To be done -
Please repeat all of the listing exactly.

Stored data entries

####

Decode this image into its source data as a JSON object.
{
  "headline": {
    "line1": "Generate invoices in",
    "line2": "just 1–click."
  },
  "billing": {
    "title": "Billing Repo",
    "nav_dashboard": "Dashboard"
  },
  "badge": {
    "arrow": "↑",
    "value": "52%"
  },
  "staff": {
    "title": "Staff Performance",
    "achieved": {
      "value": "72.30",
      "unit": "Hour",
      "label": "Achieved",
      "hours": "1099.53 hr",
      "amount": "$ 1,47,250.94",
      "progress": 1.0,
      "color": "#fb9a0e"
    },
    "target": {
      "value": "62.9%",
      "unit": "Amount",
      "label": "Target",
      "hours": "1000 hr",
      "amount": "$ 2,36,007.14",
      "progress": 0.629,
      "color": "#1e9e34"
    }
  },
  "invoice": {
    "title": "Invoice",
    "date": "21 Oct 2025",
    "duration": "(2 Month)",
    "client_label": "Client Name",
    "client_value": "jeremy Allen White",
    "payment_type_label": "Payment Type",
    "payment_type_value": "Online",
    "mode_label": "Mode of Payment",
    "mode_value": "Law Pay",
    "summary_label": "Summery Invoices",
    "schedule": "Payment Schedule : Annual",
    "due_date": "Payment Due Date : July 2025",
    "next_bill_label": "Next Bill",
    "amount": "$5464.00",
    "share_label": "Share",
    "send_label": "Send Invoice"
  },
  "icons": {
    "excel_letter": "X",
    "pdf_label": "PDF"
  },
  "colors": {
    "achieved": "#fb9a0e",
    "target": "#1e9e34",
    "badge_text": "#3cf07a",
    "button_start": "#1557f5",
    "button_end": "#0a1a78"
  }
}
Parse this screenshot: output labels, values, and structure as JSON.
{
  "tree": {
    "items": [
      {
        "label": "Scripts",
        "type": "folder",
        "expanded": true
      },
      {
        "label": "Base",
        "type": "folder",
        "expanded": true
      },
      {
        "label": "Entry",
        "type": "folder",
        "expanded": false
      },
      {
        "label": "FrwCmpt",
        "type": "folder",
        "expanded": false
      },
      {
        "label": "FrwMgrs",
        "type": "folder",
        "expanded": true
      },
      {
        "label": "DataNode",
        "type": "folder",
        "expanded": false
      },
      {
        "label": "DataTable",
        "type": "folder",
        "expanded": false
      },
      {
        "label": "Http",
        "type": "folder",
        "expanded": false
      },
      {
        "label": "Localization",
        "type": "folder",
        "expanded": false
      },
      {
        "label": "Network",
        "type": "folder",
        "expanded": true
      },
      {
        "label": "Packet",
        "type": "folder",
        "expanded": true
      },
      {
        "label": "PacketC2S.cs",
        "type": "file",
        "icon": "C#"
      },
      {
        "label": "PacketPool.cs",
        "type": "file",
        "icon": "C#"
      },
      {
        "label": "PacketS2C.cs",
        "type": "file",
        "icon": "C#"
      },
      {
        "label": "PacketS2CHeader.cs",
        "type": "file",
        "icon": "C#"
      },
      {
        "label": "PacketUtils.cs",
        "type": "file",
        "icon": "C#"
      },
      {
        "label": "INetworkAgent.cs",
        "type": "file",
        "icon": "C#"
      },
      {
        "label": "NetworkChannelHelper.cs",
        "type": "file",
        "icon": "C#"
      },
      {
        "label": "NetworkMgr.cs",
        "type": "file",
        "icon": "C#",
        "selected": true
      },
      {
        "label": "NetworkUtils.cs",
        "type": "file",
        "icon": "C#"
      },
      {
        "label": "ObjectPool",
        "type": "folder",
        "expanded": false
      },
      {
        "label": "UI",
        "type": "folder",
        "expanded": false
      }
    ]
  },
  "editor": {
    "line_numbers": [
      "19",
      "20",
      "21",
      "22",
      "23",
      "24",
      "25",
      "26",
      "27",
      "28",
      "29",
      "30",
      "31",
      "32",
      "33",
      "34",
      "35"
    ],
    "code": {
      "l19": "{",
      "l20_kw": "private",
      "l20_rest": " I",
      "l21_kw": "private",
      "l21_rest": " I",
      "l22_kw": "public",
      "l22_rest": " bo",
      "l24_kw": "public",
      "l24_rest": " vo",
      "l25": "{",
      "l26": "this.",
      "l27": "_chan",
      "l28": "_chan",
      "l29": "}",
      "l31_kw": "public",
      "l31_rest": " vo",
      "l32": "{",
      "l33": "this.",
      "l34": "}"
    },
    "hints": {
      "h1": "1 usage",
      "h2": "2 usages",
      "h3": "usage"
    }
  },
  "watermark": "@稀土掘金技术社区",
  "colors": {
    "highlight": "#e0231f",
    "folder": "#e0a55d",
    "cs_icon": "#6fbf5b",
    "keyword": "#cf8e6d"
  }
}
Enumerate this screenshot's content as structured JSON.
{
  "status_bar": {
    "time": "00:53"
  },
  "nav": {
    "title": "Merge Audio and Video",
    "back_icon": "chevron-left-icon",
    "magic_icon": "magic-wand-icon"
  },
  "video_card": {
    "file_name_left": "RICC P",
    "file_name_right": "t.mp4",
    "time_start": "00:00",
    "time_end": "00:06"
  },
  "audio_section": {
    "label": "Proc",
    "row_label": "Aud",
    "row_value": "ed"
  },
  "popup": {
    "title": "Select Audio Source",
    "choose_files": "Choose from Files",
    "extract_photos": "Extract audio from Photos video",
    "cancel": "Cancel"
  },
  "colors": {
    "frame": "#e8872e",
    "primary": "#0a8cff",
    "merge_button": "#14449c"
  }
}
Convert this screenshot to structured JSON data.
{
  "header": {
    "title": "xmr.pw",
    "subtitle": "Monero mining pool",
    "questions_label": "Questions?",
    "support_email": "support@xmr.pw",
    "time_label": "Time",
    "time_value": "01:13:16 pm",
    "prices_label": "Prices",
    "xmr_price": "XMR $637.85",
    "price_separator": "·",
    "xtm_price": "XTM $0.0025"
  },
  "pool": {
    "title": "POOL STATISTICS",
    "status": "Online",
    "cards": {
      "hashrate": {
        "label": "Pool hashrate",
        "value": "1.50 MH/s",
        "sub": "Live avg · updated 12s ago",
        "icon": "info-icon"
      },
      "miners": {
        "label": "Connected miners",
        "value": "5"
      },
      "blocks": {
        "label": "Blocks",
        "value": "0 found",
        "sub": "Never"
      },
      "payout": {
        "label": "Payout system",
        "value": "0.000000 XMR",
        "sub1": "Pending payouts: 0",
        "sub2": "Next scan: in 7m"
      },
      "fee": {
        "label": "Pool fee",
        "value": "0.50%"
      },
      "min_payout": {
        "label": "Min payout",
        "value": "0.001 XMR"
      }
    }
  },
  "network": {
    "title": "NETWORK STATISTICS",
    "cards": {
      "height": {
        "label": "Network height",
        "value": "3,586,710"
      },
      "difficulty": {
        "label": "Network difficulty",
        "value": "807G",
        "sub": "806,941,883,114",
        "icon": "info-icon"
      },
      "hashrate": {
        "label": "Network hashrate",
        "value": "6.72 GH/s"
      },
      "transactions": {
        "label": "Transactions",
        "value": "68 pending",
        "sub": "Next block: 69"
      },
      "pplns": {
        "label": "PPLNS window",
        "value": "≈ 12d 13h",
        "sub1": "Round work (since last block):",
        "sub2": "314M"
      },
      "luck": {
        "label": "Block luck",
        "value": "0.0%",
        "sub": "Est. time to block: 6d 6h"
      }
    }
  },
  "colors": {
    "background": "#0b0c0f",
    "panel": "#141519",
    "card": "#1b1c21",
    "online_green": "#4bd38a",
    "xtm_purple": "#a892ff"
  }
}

####

Exercise result -
Decode this image into its source data as a JSON object.
{
  "headline": {
    "line1": "Generate invoices in",
    "line2": "just 1–click."
  },
  "billing": {
    "title": "Billing Repo",
    "nav_dashboard": "Dashboard"
  },
  "badge": {
    "arrow": "↑",
    "value": "52%"
  },
  "staff": {
    "title": "Staff Performance",
    "achieved": {
      "value": "72.30",
      "unit": "Hour",
      "label": "Achieved",
      "hours": "1099.53 hr",
      "amount": "$ 1,47,250.94",
      "progress": 1.0,
      "color": "#fb9a0e"
    },
    "target": {
      "value": "62.9%",
      "unit": "Amount",
      "label": "Target",
      "hours": "1000 hr",
      "amount": "$ 2,36,007.14",
      "progress": 0.629,
      "color": "#1e9e34"
    }
  },
  "invoice": {
    "title": "Invoice",
    "date": "21 Oct 2025",
    "duration": "(2 Month)",
    "client_label": "Client Name",
    "client_value": "jeremy Allen White",
    "payment_type_label": "Payment Type",
    "payment_type_value": "Online",
    "mode_label": "Mode of Payment",
    "mode_value": "Law Pay",
    "summary_label": "Summery Invoices",
    "schedule": "Payment Schedule : Annual",
    "due_date": "Payment Due Date : July 2025",
    "next_bill_label": "Next Bill",
    "amount": "$5464.00",
    "share_label": "Share",
    "send_label": "Send Invoice"
  },
  "icons": {
    "excel_letter": "X",
    "pdf_label": "PDF"
  },
  "colors": {
    "achieved": "#fb9a0e",
    "target": "#1e9e34",
    "badge_text": "#3cf07a",
    "button_start": "#1557f5",
    "button_end": "#0a1a78"
  }
}
Parse this screenshot: output labels, values, and structure as JSON.
{
  "tree": {
    "items": [
      {
        "label": "Scripts",
        "type": "folder",
        "expanded": true
      },
      {
        "label": "Base",
        "type": "folder",
        "expanded": true
      },
      {
        "label": "Entry",
        "type": "folder",
        "expanded": false
      },
      {
        "label": "FrwCmpt",
        "type": "folder",
        "expanded": false
      },
      {
        "label": "FrwMgrs",
        "type": "folder",
        "expanded": true
      },
      {
        "label": "DataNode",
        "type": "folder",
        "expanded": false
      },
      {
        "label": "DataTable",
        "type": "folder",
        "expanded": false
      },
      {
        "label": "Http",
        "type": "folder",
        "expanded": false
      },
      {
        "label": "Localization",
        "type": "folder",
        "expanded": false
      },
      {
        "label": "Network",
        "type": "folder",
        "expanded": true
      },
      {
        "label": "Packet",
        "type": "folder",
        "expanded": true
      },
      {
        "label": "PacketC2S.cs",
        "type": "file",
        "icon": "C#"
      },
      {
        "label": "PacketPool.cs",
        "type": "file",
        "icon": "C#"
      },
      {
        "label": "PacketS2C.cs",
        "type": "file",
        "icon": "C#"
      },
      {
        "label": "PacketS2CHeader.cs",
        "type": "file",
        "icon": "C#"
      },
      {
        "label": "PacketUtils.cs",
        "type": "file",
        "icon": "C#"
      },
      {
        "label": "INetworkAgent.cs",
        "type": "file",
        "icon": "C#"
      },
      {
        "label": "NetworkChannelHelper.cs",
        "type": "file",
        "icon": "C#"
      },
      {
        "label": "NetworkMgr.cs",
        "type": "file",
        "icon": "C#",
        "selected": true
      },
      {
        "label": "NetworkUtils.cs",
        "type": "file",
        "icon": "C#"
      },
      {
        "label": "ObjectPool",
        "type": "folder",
        "expanded": false
      },
      {
        "label": "UI",
        "type": "folder",
        "expanded": false
      }
    ]
  },
  "editor": {
    "line_numbers": [
      "19",
      "20",
      "21",
      "22",
      "23",
      "24",
      "25",
      "26",
      "27",
      "28",
      "29",
      "30",
      "31",
      "32",
      "33",
      "34",
      "35"
    ],
    "code": {
      "l19": "{",
      "l20_kw": "private",
      "l20_rest": " I",
      "l21_kw": "private",
      "l21_rest": " I",
      "l22_kw": "public",
      "l22_rest": " bo",
      "l24_kw": "public",
      "l24_rest": " vo",
      "l25": "{",
      "l26": "this.",
      "l27": "_chan",
      "l28": "_chan",
      "l29": "}",
      "l31_kw": "public",
      "l31_rest": " vo",
      "l32": "{",
      "l33": "this.",
      "l34": "}"
    },
    "hints": {
      "h1": "1 usage",
      "h2": "2 usages",
      "h3": "usage"
    }
  },
  "watermark": "@稀土掘金技术社区",
  "colors": {
    "highlight": "#e0231f",
    "folder": "#e0a55d",
    "cs_icon": "#6fbf5b",
    "keyword": "#cf8e6d"
  }
}
Enumerate this screenshot's content as structured JSON.
{
  "status_bar": {
    "time": "00:53"
  },
  "nav": {
    "title": "Merge Audio and Video",
    "back_icon": "chevron-left-icon",
    "magic_icon": "magic-wand-icon"
  },
  "video_card": {
    "file_name_left": "RICC P",
    "file_name_right": "t.mp4",
    "time_start": "00:00",
    "time_end": "00:06"
  },
  "audio_section": {
    "label": "Proc",
    "row_label": "Aud",
    "row_value": "ed"
  },
  "popup": {
    "title": "Select Audio Source",
    "choose_files": "Choose from Files",
    "extract_photos": "Extract audio from Photos video",
    "cancel": "Cancel"
  },
  "colors": {
    "frame": "#e8872e",
    "primary": "#0a8cff",
    "merge_button": "#14449c"
  }
}
Convert this screenshot to structured JSON data.
{
  "header": {
    "title": "xmr.pw",
    "subtitle": "Monero mining pool",
    "questions_label": "Questions?",
    "support_email": "support@xmr.pw",
    "time_label": "Time",
    "time_value": "01:13:16 pm",
    "prices_label": "Prices",
    "xmr_price": "XMR $637.85",
    "price_separator": "·",
    "xtm_price": "XTM $0.0025"
  },
  "pool": {
    "title": "POOL STATISTICS",
    "status": "Online",
    "cards": {
      "hashrate": {
        "label": "Pool hashrate",
        "value": "1.50 MH/s",
        "sub": "Live avg · updated 12s ago",
        "icon": "info-icon"
      },
      "miners": {
        "label": "Connected miners",
        "value": "5"
      },
      "blocks": {
        "label": "Blocks",
        "value": "0 found",
        "sub": "Never"
      },
      "payout": {
        "label": "Payout system",
        "value": "0.000000 XMR",
        "sub1": "Pending payouts: 0",
        "sub2": "Next scan: in 7m"
      },
      "fee": {
        "label": "Pool fee",
        "value": "0.50%"
      },
      "min_payout": {
        "label": "Min payout",
        "value": "0.001 XMR"
      }
    }
  },
  "network": {
    "title": "NETWORK STATISTICS",
    "cards": {
      "height": {
        "label": "Network height",
        "value": "3,586,710"
      },
      "difficulty": {
        "label": "Network difficulty",
        "value": "807G",
        "sub": "806,941,883,114",
        "icon": "info-icon"
      },
      "hashrate": {
        "label": "Network hashrate",
        "value": "6.72 GH/s"
      },
      "transactions": {
        "label": "Transactions",
        "value": "68 pending",
        "sub": "Next block: 69"
      },
      "pplns": {
        "label": "PPLNS window",
        "value": "≈ 12d 13h",
        "sub1": "Round work (since last block):",
        "sub2": "314M"
      },
      "luck": {
        "label": "Block luck",
        "value": "0.0%",
        "sub": "Est. time to block: 6d 6h"
      }
    }
  },
  "colors": {
    "background": "#0b0c0f",
    "panel": "#141519",
    "card": "#1b1c21",
    "online_green": "#4bd38a",
    "xtm_purple": "#a892ff"
  }
}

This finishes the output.